=== Records shown ===

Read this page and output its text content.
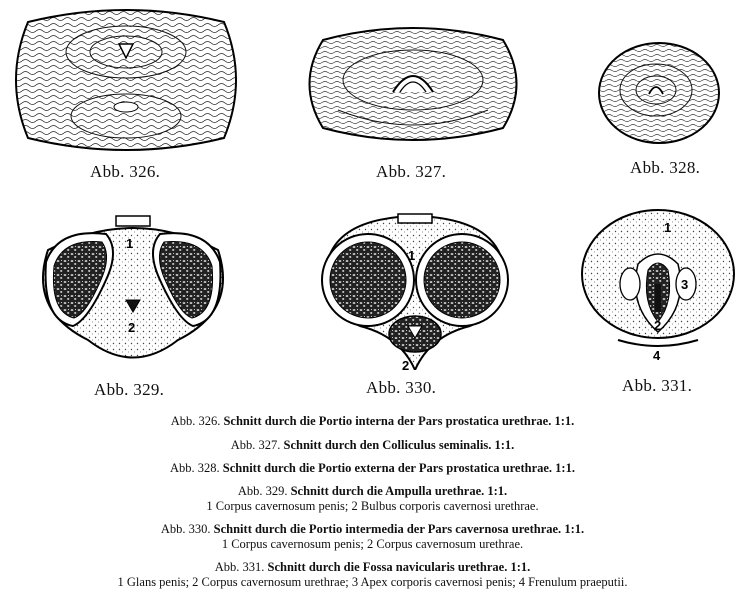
Abb. 326.	Abb. 327.	Abb. 328.
1
2
Abb. 329.
1
2
Abb. 330.
1
2
3
4
Abb. 331.
Abb. 326. Schnitt durch die Portio interna der Pars prostatica urethrae. 1:1.
Abb. 327. Schnitt durch den Colliculus seminalis. 1:1.
Abb. 328. Schnitt durch die Portio externa der Pars prostatica urethrae. 1:1.
Abb. 329. Schnitt durch die Ampulla urethrae. 1:1.
1 Corpus cavernosum penis; 2 Bulbus corporis cavernosi urethrae.
Abb. 330. Schnitt durch die Portio intermedia der Pars cavernosa urethrae. 1:1.
1 Corpus cavernosum penis; 2 Corpus cavernosum urethrae.
Abb. 331. Schnitt durch die Fossa navicularis urethrae. 1:1.
1 Glans penis; 2 Corpus cavernosum urethrae; 3 Apex corporis cavernosi penis; 4 Frenulum praeputii.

===

▶ **Stated goal**: Make an exact reproduction of the listing above, without any pictures.

▶ **Full solution**:
Read this page and output its text content.
Abb. 326.	Abb. 327.	Abb. 328.
1
2
Abb. 329.
1
2
Abb. 330.
1
2
3
4
Abb. 331.
Abb. 326. Schnitt durch die Portio interna der Pars prostatica urethrae. 1:1.
Abb. 327. Schnitt durch den Colliculus seminalis. 1:1.
Abb. 328. Schnitt durch die Portio externa der Pars prostatica urethrae. 1:1.
Abb. 329. Schnitt durch die Ampulla urethrae. 1:1.
1 Corpus cavernosum penis; 2 Bulbus corporis cavernosi urethrae.
Abb. 330. Schnitt durch die Portio intermedia der Pars cavernosa urethrae. 1:1.
1 Corpus cavernosum penis; 2 Corpus cavernosum urethrae.
Abb. 331. Schnitt durch die Fossa navicularis urethrae. 1:1.
1 Glans penis; 2 Corpus cavernosum urethrae; 3 Apex corporis cavernosi penis; 4 Frenulum praeputii.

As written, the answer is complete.